Each entry below should be returned exactly as is, with the pictures removed.

Start of Material provided

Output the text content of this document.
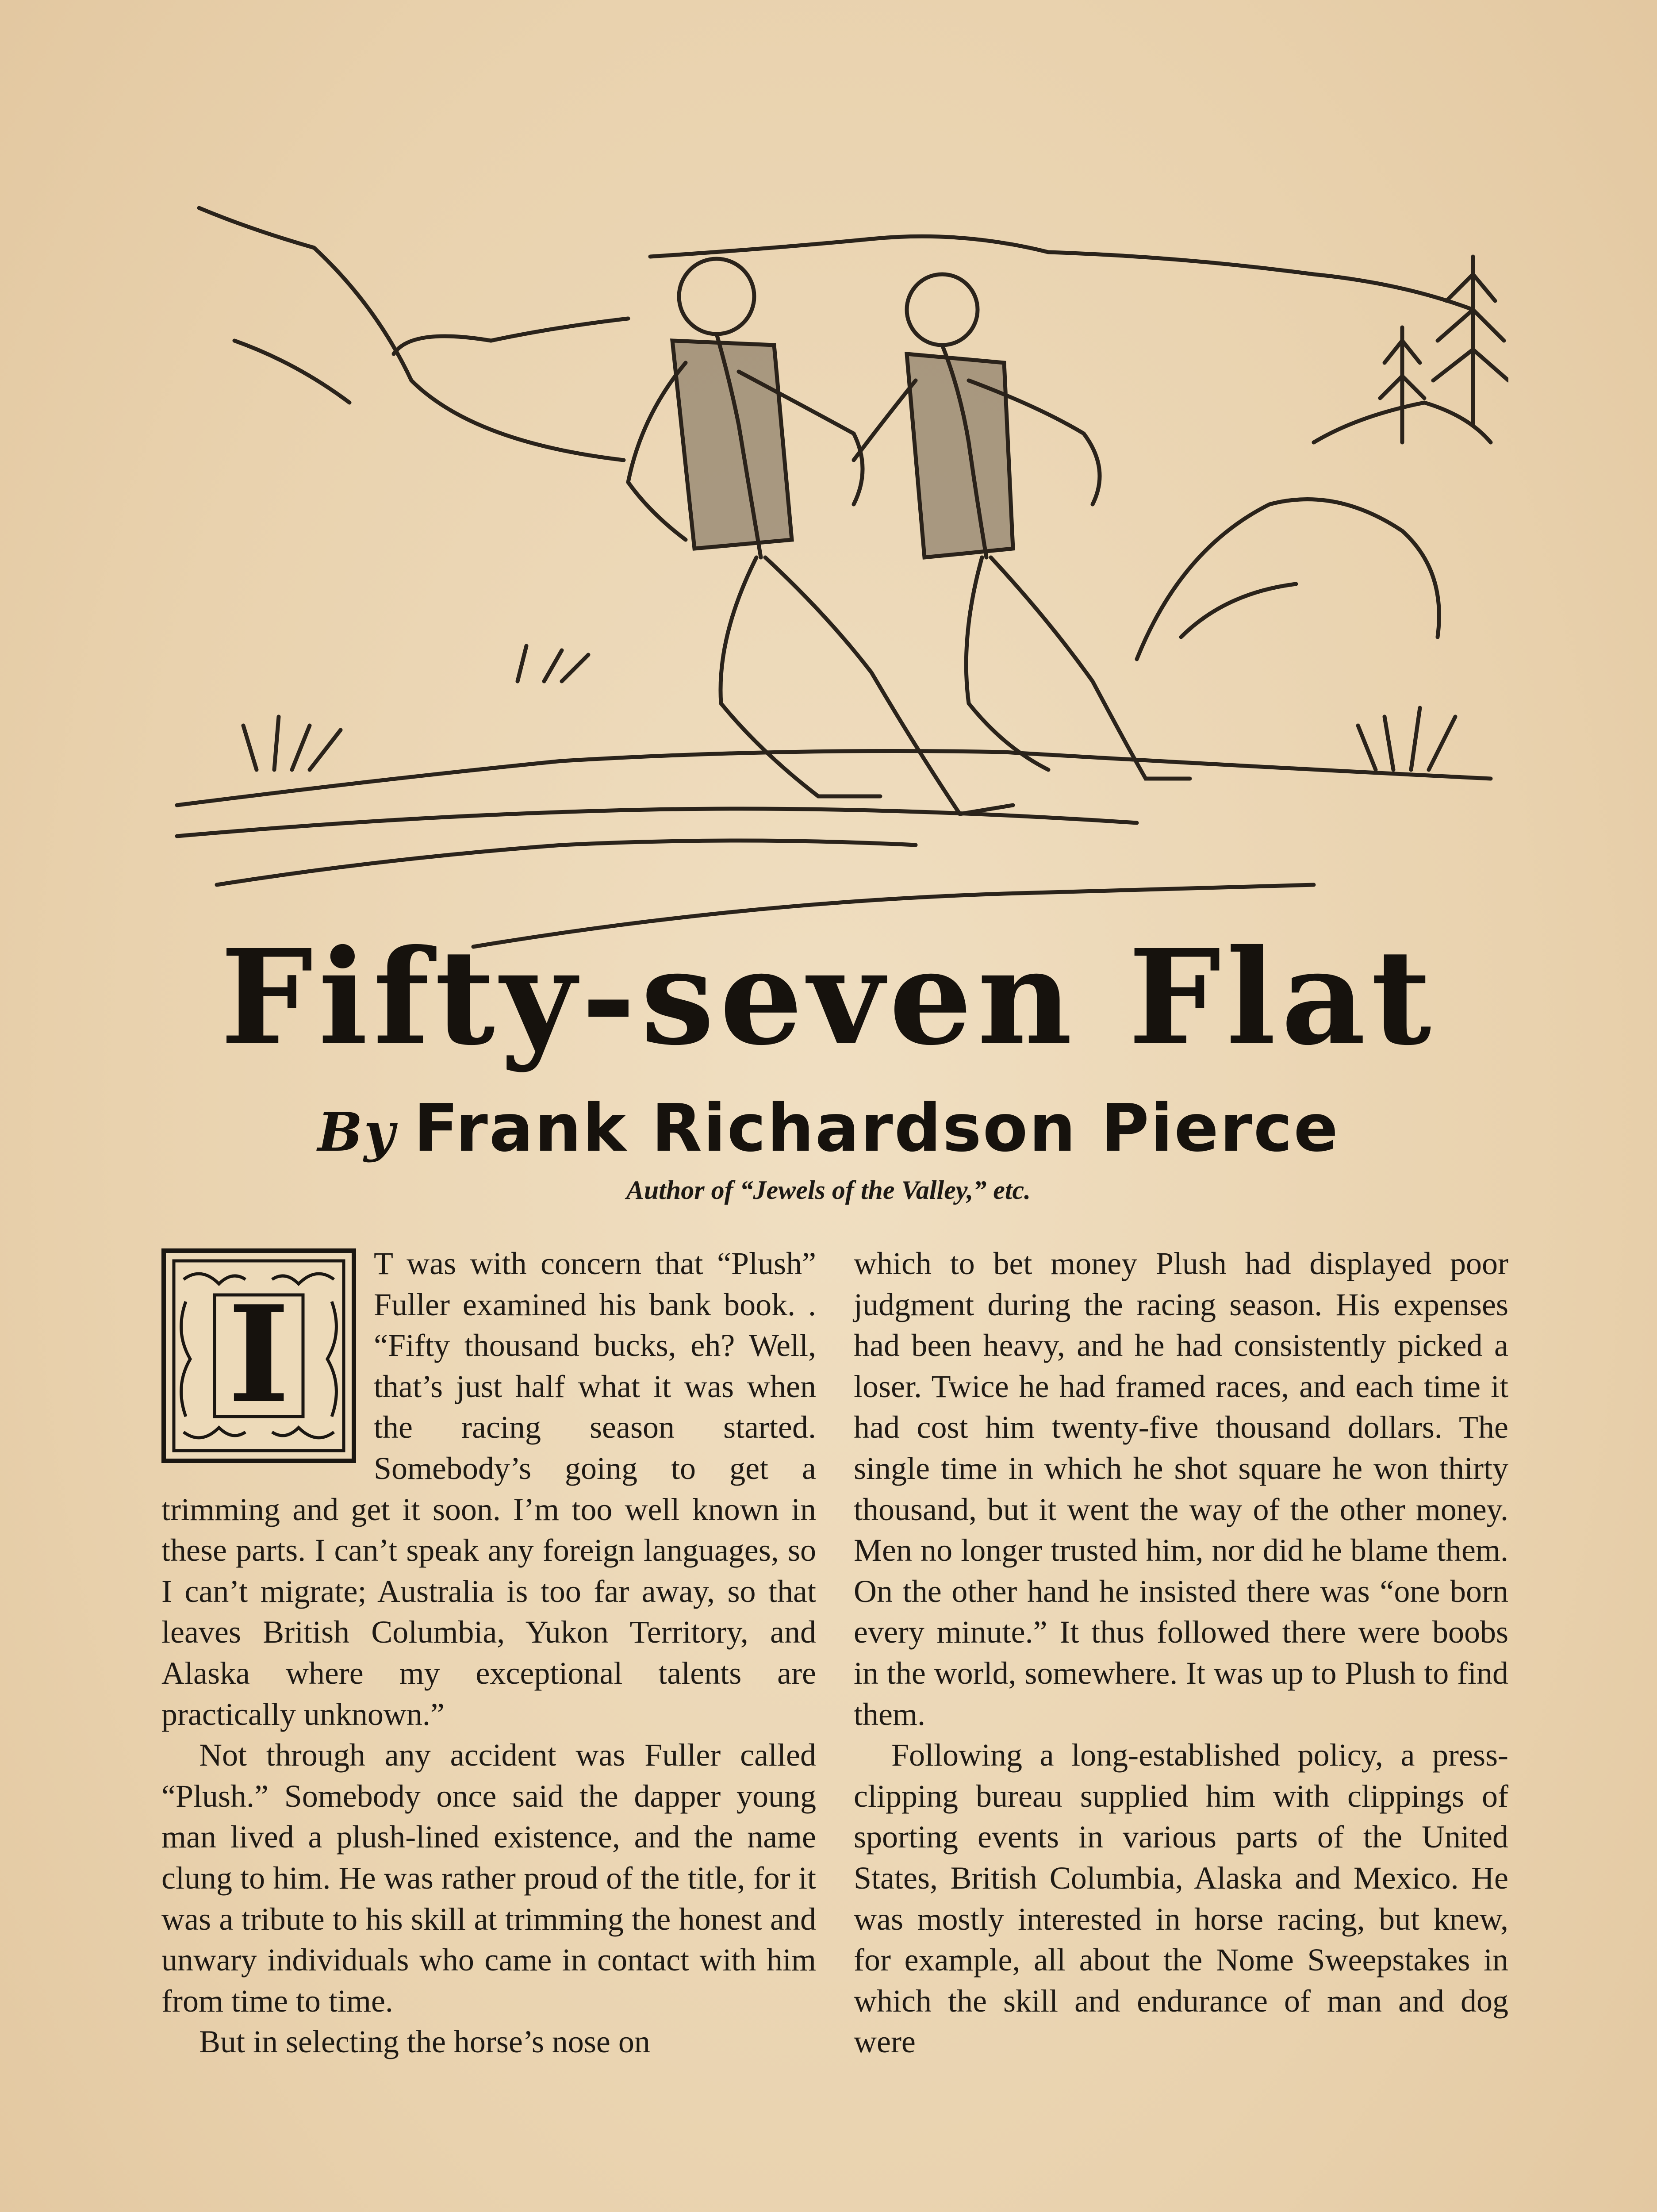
Fifty-seven Flat
By Frank Richardson Pierce
Author of “Jewels of the Valley,” etc.
I

T was with concern that “Plush” Fuller examined his bank book. . “Fifty thousand bucks, eh? Well, that’s just half what it was when the racing season started. Somebody’s going to get a trimming and get it soon. I’m too well known in these parts. I can’t speak any foreign languages, so I can’t migrate; Australia is too far away, so that leaves British Columbia, Yukon Territory, and Alaska where my exceptional talents are practically unknown.”

Not through any accident was Fuller called “Plush.” Somebody once said the dapper young man lived a plush-lined existence, and the name clung to him. He was rather proud of the title, for it was a tribute to his skill at trimming the honest and unwary individuals who came in contact with him from time to time.

But in selecting the horse’s nose on

which to bet money Plush had displayed poor judgment during the racing season. His expenses had been heavy, and he had consistently picked a loser. Twice he had framed races, and each time it had cost him twenty-five thousand dollars. The single time in which he shot square he won thirty thousand, but it went the way of the other money. Men no longer trusted him, nor did he blame them. On the other hand he insisted there was “one born every minute.” It thus followed there were boobs in the world, somewhere. It was up to Plush to find them.

Following a long-established policy, a press-clipping bureau supplied him with clippings of sporting events in various parts of the United States, British Columbia, Alaska and Mexico. He was mostly interested in horse racing, but knew, for example, all about the Nome Sweepstakes in which the skill and endurance of man and dog were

End of Material provided

# Full output
Output the text content of this document.
Fifty-seven Flat
By Frank Richardson Pierce
Author of “Jewels of the Valley,” etc.
I

T was with concern that “Plush” Fuller examined his bank book. . “Fifty thousand bucks, eh? Well, that’s just half what it was when the racing season started. Somebody’s going to get a trimming and get it soon. I’m too well known in these parts. I can’t speak any foreign languages, so I can’t migrate; Australia is too far away, so that leaves British Columbia, Yukon Territory, and Alaska where my exceptional talents are practically unknown.”

Not through any accident was Fuller called “Plush.” Somebody once said the dapper young man lived a plush-lined existence, and the name clung to him. He was rather proud of the title, for it was a tribute to his skill at trimming the honest and unwary individuals who came in contact with him from time to time.

But in selecting the horse’s nose on

which to bet money Plush had displayed poor judgment during the racing season. His expenses had been heavy, and he had consistently picked a loser. Twice he had framed races, and each time it had cost him twenty-five thousand dollars. The single time in which he shot square he won thirty thousand, but it went the way of the other money. Men no longer trusted him, nor did he blame them. On the other hand he insisted there was “one born every minute.” It thus followed there were boobs in the world, somewhere. It was up to Plush to find them.

Following a long-established policy, a press-clipping bureau supplied him with clippings of sporting events in various parts of the United States, British Columbia, Alaska and Mexico. He was mostly interested in horse racing, but knew, for example, all about the Nome Sweepstakes in which the skill and endurance of man and dog were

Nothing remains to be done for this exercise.